(TASK BRIEF)
Reproduce each line from the records that holds "nostru".

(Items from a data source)
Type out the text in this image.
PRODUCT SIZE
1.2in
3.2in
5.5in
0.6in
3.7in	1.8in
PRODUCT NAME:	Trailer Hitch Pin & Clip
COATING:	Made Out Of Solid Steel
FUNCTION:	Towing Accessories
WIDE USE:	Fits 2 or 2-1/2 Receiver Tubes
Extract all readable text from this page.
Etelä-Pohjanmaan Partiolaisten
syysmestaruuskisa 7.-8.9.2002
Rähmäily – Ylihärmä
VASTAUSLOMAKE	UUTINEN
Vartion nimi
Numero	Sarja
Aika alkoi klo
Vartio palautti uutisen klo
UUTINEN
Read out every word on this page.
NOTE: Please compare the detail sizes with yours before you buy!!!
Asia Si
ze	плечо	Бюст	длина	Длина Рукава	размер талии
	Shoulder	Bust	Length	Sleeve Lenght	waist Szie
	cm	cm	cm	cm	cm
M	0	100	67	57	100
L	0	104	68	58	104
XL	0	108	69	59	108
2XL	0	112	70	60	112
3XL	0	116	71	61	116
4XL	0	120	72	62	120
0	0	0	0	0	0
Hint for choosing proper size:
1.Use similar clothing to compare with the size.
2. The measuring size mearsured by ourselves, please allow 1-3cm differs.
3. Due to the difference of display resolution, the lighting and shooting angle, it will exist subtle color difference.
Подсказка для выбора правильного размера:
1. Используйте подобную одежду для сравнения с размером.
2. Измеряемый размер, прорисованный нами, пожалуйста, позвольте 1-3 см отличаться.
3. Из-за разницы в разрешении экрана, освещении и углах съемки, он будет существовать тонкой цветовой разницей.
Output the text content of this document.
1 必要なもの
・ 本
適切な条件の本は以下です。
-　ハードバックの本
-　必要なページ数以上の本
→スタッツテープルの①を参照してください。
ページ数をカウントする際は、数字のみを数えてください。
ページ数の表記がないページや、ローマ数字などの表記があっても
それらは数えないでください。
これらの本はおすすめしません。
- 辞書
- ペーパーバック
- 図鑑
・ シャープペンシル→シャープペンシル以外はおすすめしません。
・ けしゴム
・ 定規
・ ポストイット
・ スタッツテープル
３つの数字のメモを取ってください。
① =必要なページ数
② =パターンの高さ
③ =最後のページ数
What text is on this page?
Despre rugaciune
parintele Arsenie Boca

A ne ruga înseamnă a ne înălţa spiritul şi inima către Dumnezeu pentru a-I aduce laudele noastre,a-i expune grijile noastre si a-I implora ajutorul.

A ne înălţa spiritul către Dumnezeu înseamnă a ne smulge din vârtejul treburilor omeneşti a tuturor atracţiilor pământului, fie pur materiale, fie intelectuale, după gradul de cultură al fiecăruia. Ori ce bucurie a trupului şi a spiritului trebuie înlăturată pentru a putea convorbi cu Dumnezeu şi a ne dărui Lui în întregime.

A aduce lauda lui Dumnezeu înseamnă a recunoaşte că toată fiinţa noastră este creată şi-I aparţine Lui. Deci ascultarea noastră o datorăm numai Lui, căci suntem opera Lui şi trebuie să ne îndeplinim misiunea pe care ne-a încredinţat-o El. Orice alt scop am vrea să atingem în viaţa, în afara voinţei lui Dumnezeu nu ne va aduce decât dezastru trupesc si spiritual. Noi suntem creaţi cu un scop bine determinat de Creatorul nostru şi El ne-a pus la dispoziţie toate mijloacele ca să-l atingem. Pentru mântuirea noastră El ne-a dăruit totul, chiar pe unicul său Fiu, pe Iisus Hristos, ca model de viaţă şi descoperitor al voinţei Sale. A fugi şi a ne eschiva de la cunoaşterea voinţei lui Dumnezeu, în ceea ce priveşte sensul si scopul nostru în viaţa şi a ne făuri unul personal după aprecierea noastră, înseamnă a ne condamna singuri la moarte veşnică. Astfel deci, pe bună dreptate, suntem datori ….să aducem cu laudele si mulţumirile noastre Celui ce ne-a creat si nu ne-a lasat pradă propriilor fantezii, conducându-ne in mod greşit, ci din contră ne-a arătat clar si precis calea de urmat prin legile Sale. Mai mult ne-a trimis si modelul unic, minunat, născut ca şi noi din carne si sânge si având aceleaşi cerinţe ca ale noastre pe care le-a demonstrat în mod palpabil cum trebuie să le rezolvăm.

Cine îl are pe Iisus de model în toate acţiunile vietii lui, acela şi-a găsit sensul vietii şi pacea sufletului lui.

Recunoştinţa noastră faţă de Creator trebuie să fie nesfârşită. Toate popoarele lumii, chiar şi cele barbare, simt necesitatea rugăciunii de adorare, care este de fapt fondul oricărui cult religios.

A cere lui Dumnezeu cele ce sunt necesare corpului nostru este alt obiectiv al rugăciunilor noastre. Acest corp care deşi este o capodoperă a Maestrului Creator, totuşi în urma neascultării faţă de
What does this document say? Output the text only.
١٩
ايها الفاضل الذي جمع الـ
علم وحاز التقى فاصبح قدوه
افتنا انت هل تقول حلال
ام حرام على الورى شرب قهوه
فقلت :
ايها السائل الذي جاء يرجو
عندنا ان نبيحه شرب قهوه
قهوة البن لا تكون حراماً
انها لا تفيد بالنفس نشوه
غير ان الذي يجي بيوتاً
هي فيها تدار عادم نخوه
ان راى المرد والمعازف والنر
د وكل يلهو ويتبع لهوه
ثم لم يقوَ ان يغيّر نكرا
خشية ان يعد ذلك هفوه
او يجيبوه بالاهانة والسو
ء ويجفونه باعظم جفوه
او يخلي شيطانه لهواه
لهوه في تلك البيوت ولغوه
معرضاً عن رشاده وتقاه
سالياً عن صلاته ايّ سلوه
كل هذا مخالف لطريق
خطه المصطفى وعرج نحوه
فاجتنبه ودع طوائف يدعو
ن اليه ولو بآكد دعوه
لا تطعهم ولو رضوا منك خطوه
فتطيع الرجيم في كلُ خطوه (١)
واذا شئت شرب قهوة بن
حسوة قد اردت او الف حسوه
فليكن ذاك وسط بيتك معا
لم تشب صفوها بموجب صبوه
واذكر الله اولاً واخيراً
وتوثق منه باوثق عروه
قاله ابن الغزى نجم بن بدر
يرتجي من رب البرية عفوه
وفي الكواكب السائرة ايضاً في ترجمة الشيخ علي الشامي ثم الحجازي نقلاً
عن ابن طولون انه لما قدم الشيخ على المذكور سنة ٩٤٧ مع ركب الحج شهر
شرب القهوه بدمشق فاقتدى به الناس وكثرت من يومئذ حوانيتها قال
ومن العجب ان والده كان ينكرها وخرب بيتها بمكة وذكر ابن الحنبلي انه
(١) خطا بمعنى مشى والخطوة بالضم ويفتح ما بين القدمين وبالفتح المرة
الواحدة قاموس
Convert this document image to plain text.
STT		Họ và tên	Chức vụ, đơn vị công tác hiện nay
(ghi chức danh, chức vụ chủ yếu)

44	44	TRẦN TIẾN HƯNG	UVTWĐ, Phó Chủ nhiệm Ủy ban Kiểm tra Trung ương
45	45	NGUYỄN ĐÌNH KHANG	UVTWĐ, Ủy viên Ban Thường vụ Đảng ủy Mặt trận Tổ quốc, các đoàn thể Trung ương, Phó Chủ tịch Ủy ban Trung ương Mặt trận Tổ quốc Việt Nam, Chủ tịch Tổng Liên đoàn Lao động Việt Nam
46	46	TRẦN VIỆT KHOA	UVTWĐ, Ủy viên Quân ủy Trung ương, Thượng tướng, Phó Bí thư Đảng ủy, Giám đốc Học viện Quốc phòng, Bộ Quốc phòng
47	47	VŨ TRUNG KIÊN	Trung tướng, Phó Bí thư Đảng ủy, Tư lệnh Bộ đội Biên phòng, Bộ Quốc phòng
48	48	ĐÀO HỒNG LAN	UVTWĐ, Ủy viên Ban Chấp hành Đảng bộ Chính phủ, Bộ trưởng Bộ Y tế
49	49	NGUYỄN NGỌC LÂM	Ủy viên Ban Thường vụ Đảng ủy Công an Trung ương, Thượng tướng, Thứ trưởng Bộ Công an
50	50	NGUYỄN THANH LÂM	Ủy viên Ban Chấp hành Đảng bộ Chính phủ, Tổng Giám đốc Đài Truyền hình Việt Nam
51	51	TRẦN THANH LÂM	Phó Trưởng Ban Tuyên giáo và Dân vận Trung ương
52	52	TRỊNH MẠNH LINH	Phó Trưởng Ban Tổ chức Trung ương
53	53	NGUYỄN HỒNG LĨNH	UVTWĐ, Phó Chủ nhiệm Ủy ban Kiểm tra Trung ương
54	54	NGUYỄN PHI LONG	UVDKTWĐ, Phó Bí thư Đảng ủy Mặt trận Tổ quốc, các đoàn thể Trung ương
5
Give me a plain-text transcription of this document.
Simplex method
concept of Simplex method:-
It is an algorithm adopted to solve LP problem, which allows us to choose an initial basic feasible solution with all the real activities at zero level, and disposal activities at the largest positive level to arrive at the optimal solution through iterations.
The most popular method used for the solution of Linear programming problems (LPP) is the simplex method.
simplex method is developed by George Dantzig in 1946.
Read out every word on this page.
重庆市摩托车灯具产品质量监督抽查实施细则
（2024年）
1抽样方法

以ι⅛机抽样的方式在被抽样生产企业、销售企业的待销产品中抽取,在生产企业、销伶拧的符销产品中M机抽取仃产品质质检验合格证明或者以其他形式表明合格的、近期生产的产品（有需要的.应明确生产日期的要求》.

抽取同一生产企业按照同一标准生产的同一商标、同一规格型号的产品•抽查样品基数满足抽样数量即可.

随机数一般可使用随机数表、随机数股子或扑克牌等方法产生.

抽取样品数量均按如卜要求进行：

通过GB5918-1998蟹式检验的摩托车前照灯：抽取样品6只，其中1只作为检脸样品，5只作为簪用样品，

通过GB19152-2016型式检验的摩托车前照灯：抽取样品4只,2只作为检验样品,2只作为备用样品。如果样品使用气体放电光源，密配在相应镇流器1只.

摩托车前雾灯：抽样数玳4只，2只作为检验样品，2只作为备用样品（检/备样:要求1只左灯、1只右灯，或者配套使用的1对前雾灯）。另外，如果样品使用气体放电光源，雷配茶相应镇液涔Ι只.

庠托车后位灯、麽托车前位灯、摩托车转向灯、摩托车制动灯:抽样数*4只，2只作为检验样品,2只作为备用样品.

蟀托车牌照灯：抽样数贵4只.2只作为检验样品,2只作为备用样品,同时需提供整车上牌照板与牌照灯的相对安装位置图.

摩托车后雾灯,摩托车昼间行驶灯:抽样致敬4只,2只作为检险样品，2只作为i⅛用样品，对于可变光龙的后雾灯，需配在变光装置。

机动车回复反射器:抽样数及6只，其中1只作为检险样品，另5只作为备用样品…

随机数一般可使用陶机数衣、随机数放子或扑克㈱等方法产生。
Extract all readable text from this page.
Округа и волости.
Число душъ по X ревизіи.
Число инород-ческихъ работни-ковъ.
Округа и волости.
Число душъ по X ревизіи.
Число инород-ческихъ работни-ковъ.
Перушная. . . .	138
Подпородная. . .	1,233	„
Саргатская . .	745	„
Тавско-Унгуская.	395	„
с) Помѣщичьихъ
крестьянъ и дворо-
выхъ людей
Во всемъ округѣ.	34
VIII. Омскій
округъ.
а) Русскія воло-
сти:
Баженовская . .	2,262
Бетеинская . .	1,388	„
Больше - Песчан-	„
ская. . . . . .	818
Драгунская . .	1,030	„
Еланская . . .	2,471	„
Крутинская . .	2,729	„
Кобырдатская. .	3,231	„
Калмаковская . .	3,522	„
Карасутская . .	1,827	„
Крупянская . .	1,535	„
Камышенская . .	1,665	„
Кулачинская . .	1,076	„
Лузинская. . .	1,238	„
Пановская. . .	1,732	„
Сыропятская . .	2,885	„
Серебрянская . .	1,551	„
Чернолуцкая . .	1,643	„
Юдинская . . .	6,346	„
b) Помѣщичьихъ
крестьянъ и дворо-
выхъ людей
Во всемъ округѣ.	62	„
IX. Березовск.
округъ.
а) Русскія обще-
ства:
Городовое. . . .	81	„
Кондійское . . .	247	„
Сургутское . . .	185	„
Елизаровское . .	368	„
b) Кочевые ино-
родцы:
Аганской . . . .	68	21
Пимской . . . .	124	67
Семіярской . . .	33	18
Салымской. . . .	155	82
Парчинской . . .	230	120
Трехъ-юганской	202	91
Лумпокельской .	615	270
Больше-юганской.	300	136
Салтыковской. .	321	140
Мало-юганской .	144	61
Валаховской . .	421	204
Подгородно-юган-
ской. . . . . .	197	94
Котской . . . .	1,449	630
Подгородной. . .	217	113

(REPLY)
A aduce lauda lui Dumnezeu înseamnă a recunoaşte că toată fiinţa noastră este creată şi-I aparţine Lui. Deci ascultarea noastră o datorăm numai Lui, căci suntem opera Lui şi trebuie să ne îndeplinim misiunea pe care ne-a încredinţat-o El. Orice alt scop am vrea să atingem în viaţa, în afara voinţei lui Dumnezeu nu ne va aduce decât dezastru trupesc si spiritual. Noi suntem creaţi cu un scop bine determinat de Creatorul nostru şi El ne-a pus la dispoziţie toate mijloacele ca să-l atingem. Pentru mântuirea noastră El ne-a dăruit totul, chiar pe unicul său Fiu, pe Iisus Hristos, ca model de viaţă şi descoperitor al voinţei Sale. A fugi şi a ne eschiva de la cunoaşterea voinţei lui Dumnezeu, în ceea ce priveşte sensul si scopul nostru în viaţa şi a ne făuri unul personal după aprecierea noastră, înseamnă a ne condamna singuri la moarte veşnică. Astfel deci, pe bună dreptate, suntem datori ….să aducem cu laudele si mulţumirile noastre Celui ce ne-a creat si nu ne-a lasat pradă propriilor fantezii, conducându-ne in mod greşit, ci din contră ne-a arătat clar si precis calea de urmat prin legile Sale. Mai mult ne-a trimis si modelul unic, minunat, născut ca şi noi din carne si sânge si având aceleaşi cerinţe ca ale noastre pe care le-a demonstrat în mod palpabil cum trebuie să le rezolvăm.
A cere lui Dumnezeu cele ce sunt necesare corpului nostru este alt obiectiv al rugăciunilor noastre. Acest corp care deşi este o capodoperă a Maestrului Creator, totuşi în urma neascultării faţă de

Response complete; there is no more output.